## begin
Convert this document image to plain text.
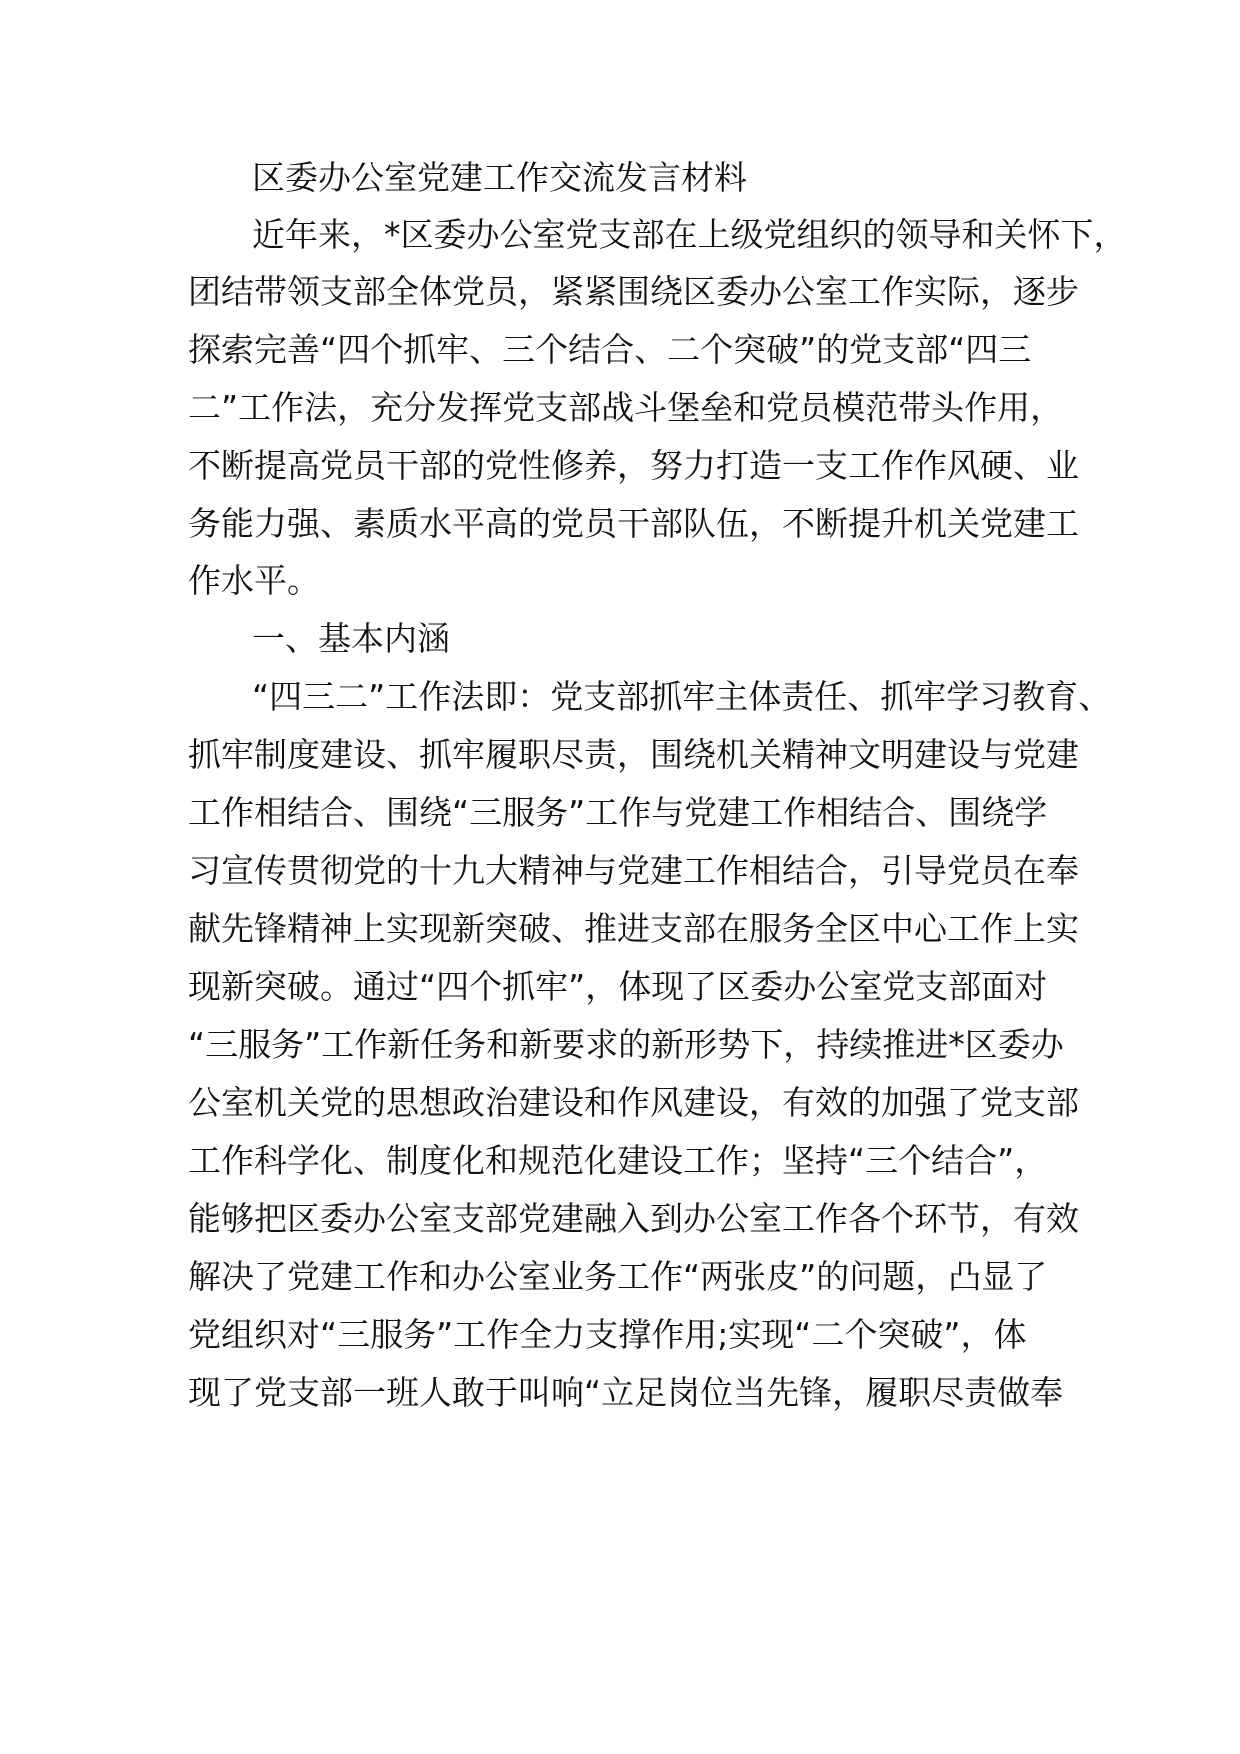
区委办公室党建工作交流发言材料
近年来，*区委办公室党支部在上级党组织的领导和关怀下，
团结带领支部全体党员，紧紧围绕区委办公室工作实际，逐步
探索完善“四个抓牢、三个结合、二个突破”的党支部“四三
二”工作法，充分发挥党支部战斗堡垒和党员模范带头作用，
不断提高党员干部的党性修养，努力打造一支工作作风硬、业
务能力强、素质水平高的党员干部队伍，不断提升机关党建工
作水平。
一、基本内涵
“四三二”工作法即：党支部抓牢主体责任、抓牢学习教育、
抓牢制度建设、抓牢履职尽责，围绕机关精神文明建设与党建
工作相结合、围绕“三服务”工作与党建工作相结合、围绕学
习宣传贯彻党的十九大精神与党建工作相结合，引导党员在奉
献先锋精神上实现新突破、推进支部在服务全区中心工作上实
现新突破。通过“四个抓牢”，体现了区委办公室党支部面对
“三服务”工作新任务和新要求的新形势下，持续推进*区委办
公室机关党的思想政治建设和作风建设，有效的加强了党支部
工作科学化、制度化和规范化建设工作；坚持“三个结合”，
能够把区委办公室支部党建融入到办公室工作各个环节，有效
解决了党建工作和办公室业务工作“两张皮”的问题，凸显了
党组织对“三服务”工作全力支撑作用;实现“二个突破”，体
现了党支部一班人敢于叫响“立足岗位当先锋，履职尽责做奉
## end
◆ Job
Look over the records above and copy each line that includes the string "四个抓牢".

◆ Output below
探索完善“四个抓牢、三个结合、二个突破”的党支部“四三
现新突破。通过“四个抓牢”，体现了区委办公室党支部面对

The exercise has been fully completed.